[Stored items]
------

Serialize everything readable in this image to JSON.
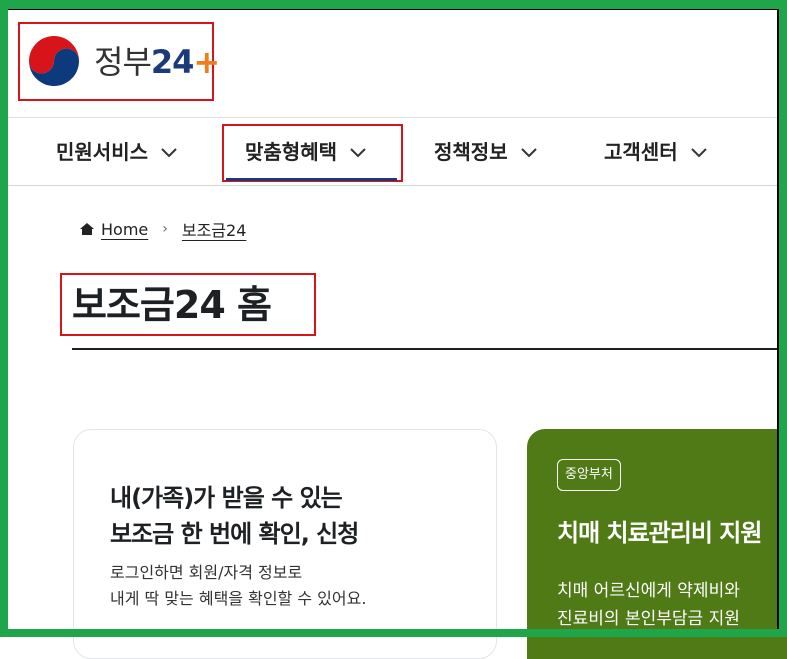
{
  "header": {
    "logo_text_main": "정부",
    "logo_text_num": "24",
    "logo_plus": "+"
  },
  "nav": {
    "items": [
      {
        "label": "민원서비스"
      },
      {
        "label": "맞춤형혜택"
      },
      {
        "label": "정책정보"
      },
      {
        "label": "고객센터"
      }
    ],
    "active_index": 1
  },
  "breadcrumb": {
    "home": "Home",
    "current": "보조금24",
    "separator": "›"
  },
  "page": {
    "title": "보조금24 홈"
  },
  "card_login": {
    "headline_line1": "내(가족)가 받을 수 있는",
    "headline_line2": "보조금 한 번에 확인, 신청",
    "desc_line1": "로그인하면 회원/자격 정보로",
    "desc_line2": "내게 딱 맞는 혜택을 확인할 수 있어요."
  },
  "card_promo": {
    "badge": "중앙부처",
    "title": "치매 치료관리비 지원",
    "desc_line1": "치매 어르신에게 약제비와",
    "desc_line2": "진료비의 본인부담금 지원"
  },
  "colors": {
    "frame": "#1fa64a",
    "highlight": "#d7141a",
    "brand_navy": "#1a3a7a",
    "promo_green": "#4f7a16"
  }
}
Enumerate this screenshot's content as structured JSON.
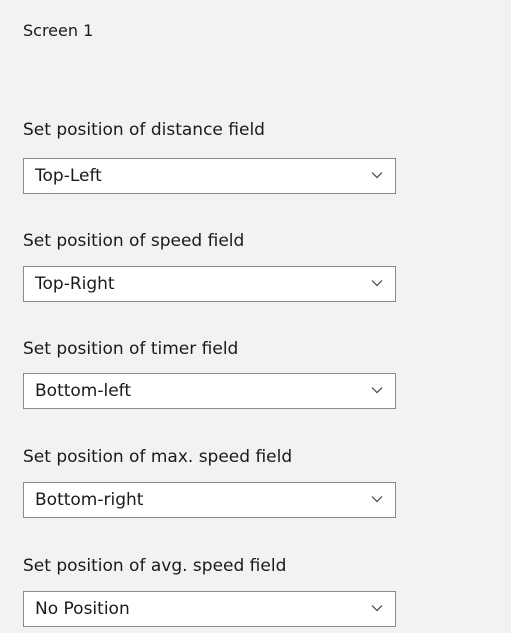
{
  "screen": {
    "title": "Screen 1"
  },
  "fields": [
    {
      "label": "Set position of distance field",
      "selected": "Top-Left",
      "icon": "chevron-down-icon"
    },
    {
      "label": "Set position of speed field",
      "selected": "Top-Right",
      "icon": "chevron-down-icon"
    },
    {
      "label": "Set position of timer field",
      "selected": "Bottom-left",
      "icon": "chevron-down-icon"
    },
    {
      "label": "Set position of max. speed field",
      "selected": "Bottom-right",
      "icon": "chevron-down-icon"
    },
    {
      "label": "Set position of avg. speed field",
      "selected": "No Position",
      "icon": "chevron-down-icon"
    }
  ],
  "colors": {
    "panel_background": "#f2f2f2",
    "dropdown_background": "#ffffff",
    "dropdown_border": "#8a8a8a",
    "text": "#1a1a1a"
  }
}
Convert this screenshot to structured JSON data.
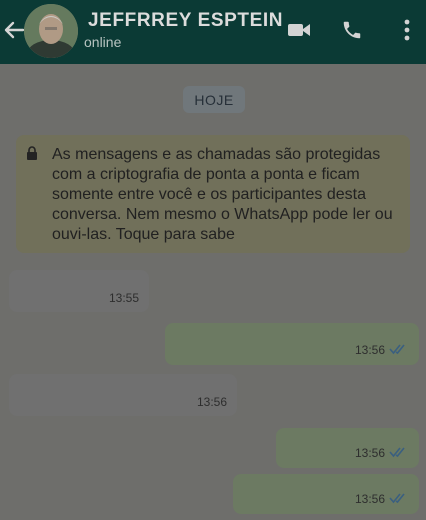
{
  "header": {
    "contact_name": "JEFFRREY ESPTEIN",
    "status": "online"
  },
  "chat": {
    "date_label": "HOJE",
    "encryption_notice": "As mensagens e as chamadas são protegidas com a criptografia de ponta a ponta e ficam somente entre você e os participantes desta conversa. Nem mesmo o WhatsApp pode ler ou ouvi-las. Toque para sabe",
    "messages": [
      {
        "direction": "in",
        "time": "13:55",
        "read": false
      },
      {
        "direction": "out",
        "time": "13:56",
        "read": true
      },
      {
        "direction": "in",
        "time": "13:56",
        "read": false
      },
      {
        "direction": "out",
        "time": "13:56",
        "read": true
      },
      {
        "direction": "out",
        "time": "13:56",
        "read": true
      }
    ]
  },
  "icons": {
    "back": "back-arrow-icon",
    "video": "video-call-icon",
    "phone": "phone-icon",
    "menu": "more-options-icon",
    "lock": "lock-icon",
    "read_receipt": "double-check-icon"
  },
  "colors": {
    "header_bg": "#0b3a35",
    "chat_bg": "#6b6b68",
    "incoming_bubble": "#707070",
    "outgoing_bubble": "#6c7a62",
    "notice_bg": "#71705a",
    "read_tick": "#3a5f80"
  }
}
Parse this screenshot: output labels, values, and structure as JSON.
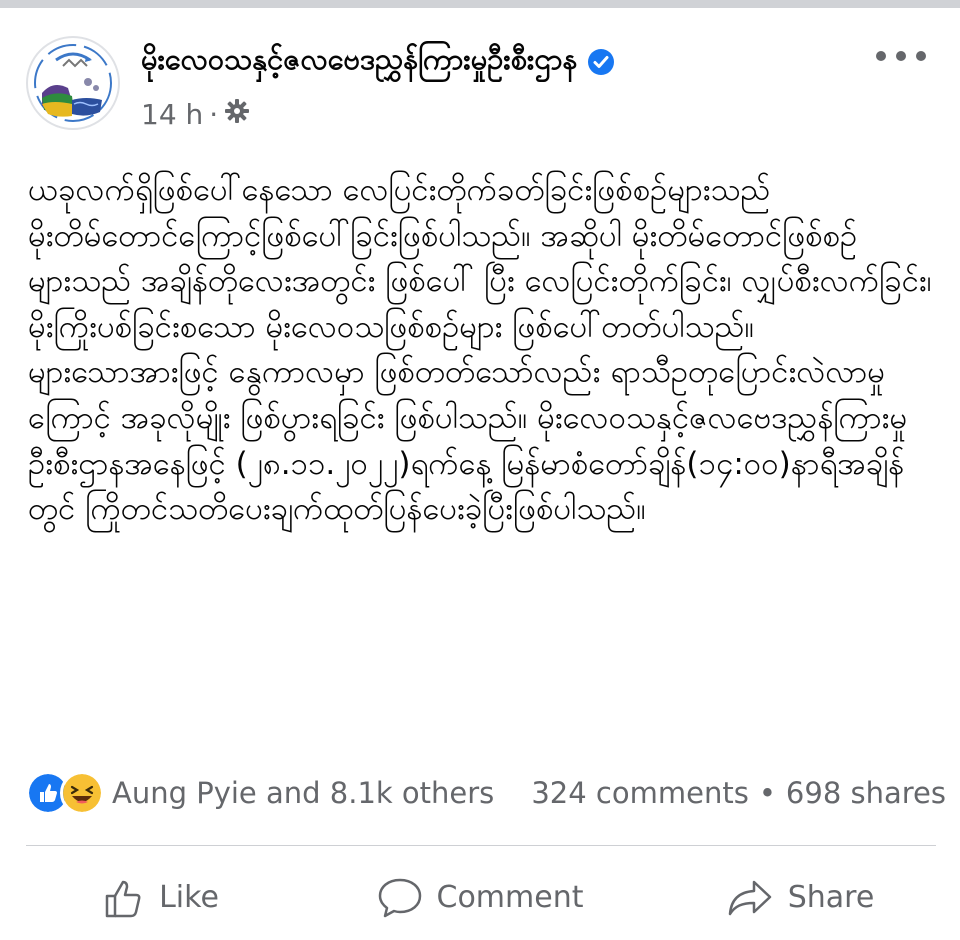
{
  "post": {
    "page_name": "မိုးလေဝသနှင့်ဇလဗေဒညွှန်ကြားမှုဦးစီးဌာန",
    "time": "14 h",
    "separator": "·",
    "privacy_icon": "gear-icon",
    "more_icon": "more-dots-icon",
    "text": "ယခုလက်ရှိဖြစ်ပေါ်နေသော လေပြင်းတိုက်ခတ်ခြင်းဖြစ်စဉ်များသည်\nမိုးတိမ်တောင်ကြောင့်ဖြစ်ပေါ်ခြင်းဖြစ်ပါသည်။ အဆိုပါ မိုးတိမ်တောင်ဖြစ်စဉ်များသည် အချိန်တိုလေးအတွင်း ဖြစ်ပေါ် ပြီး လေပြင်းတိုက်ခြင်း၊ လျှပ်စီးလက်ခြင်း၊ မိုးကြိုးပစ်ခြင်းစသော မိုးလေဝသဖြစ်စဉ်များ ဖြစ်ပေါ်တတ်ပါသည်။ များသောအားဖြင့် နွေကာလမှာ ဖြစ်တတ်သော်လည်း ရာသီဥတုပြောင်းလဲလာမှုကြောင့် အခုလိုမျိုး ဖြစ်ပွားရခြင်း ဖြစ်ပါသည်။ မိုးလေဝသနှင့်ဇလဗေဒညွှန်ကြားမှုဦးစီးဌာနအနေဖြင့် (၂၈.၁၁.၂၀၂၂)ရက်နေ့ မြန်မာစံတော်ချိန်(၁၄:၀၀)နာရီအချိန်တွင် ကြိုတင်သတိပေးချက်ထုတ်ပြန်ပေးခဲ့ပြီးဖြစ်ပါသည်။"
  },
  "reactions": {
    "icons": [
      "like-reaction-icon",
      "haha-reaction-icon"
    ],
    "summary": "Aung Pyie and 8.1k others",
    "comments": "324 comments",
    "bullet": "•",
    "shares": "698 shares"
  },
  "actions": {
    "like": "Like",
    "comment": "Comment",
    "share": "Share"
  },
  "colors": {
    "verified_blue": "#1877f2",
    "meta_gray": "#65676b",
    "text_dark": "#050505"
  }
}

------

Problem description: Print all the records again exactly; do not include any picture.

The solution:
Serialize everything readable in this image to JSON.
{
  "header": {
    "logo_text_main": "정부",
    "logo_text_num": "24",
    "logo_plus": "+"
  },
  "nav": {
    "items": [
      {
        "label": "민원서비스"
      },
      {
        "label": "맞춤형혜택"
      },
      {
        "label": "정책정보"
      },
      {
        "label": "고객센터"
      }
    ],
    "active_index": 1
  },
  "breadcrumb": {
    "home": "Home",
    "current": "보조금24",
    "separator": "›"
  },
  "page": {
    "title": "보조금24 홈"
  },
  "card_login": {
    "headline_line1": "내(가족)가 받을 수 있는",
    "headline_line2": "보조금 한 번에 확인, 신청",
    "desc_line1": "로그인하면 회원/자격 정보로",
    "desc_line2": "내게 딱 맞는 혜택을 확인할 수 있어요."
  },
  "card_promo": {
    "badge": "중앙부처",
    "title": "치매 치료관리비 지원",
    "desc_line1": "치매 어르신에게 약제비와",
    "desc_line2": "진료비의 본인부담금 지원"
  },
  "colors": {
    "frame": "#1fa64a",
    "highlight": "#d7141a",
    "brand_navy": "#1a3a7a",
    "promo_green": "#4f7a16"
  }
}
Enumerate this screenshot's content as structured JSON.
{
  "screen": {
    "title": "Screen 1"
  },
  "fields": [
    {
      "label": "Set position of distance field",
      "selected": "Top-Left",
      "icon": "chevron-down-icon"
    },
    {
      "label": "Set position of speed field",
      "selected": "Top-Right",
      "icon": "chevron-down-icon"
    },
    {
      "label": "Set position of timer field",
      "selected": "Bottom-left",
      "icon": "chevron-down-icon"
    },
    {
      "label": "Set position of max. speed field",
      "selected": "Bottom-right",
      "icon": "chevron-down-icon"
    },
    {
      "label": "Set position of avg. speed field",
      "selected": "No Position",
      "icon": "chevron-down-icon"
    }
  ],
  "colors": {
    "panel_background": "#f2f2f2",
    "dropdown_background": "#ffffff",
    "dropdown_border": "#8a8a8a",
    "text": "#1a1a1a"
  }
}
Convert this screenshot to structured JSON data.
{
  "header": {
    "contact_name": "JEFFRREY ESPTEIN",
    "status": "online"
  },
  "chat": {
    "date_label": "HOJE",
    "encryption_notice": "As mensagens e as chamadas são protegidas com a criptografia de ponta a ponta e ficam somente entre você e os participantes desta conversa. Nem mesmo o WhatsApp pode ler ou ouvi-las. Toque para sabe",
    "messages": [
      {
        "direction": "in",
        "time": "13:55",
        "read": false
      },
      {
        "direction": "out",
        "time": "13:56",
        "read": true
      },
      {
        "direction": "in",
        "time": "13:56",
        "read": false
      },
      {
        "direction": "out",
        "time": "13:56",
        "read": true
      },
      {
        "direction": "out",
        "time": "13:56",
        "read": true
      }
    ]
  },
  "icons": {
    "back": "back-arrow-icon",
    "video": "video-call-icon",
    "phone": "phone-icon",
    "menu": "more-options-icon",
    "lock": "lock-icon",
    "read_receipt": "double-check-icon"
  },
  "colors": {
    "header_bg": "#0b3a35",
    "chat_bg": "#6b6b68",
    "incoming_bubble": "#707070",
    "outgoing_bubble": "#6c7a62",
    "notice_bg": "#71705a",
    "read_tick": "#3a5f80"
  }
}
Parse this screenshot: output labels, values, and structure as JSON.
{
  "post": {
    "page_name": "မိုးလေဝသနှင့်ဇလဗေဒညွှန်ကြားမှုဦးစီးဌာန",
    "time": "14 h",
    "separator": "·",
    "privacy_icon": "gear-icon",
    "more_icon": "more-dots-icon",
    "text": "ယခုလက်ရှိဖြစ်ပေါ်နေသော လေပြင်းတိုက်ခတ်ခြင်းဖြစ်စဉ်များသည်\nမိုးတိမ်တောင်ကြောင့်ဖြစ်ပေါ်ခြင်းဖြစ်ပါသည်။ အဆိုပါ မိုးတိမ်တောင်ဖြစ်စဉ်များသည် အချိန်တိုလေးအတွင်း ဖြစ်ပေါ် ပြီး လေပြင်းတိုက်ခြင်း၊ လျှပ်စီးလက်ခြင်း၊ မိုးကြိုးပစ်ခြင်းစသော မိုးလေဝသဖြစ်စဉ်များ ဖြစ်ပေါ်တတ်ပါသည်။ များသောအားဖြင့် နွေကာလမှာ ဖြစ်တတ်သော်လည်း ရာသီဥတုပြောင်းလဲလာမှုကြောင့် အခုလိုမျိုး ဖြစ်ပွားရခြင်း ဖြစ်ပါသည်။ မိုးလေဝသနှင့်ဇလဗေဒညွှန်ကြားမှုဦးစီးဌာနအနေဖြင့် (၂၈.၁၁.၂၀၂၂)ရက်နေ့ မြန်မာစံတော်ချိန်(၁၄:၀၀)နာရီအချိန်တွင် ကြိုတင်သတိပေးချက်ထုတ်ပြန်ပေးခဲ့ပြီးဖြစ်ပါသည်။"
  },
  "reactions": {
    "icons": [
      "like-reaction-icon",
      "haha-reaction-icon"
    ],
    "summary": "Aung Pyie and 8.1k others",
    "comments": "324 comments",
    "bullet": "•",
    "shares": "698 shares"
  },
  "actions": {
    "like": "Like",
    "comment": "Comment",
    "share": "Share"
  },
  "colors": {
    "verified_blue": "#1877f2",
    "meta_gray": "#65676b",
    "text_dark": "#050505"
  }
}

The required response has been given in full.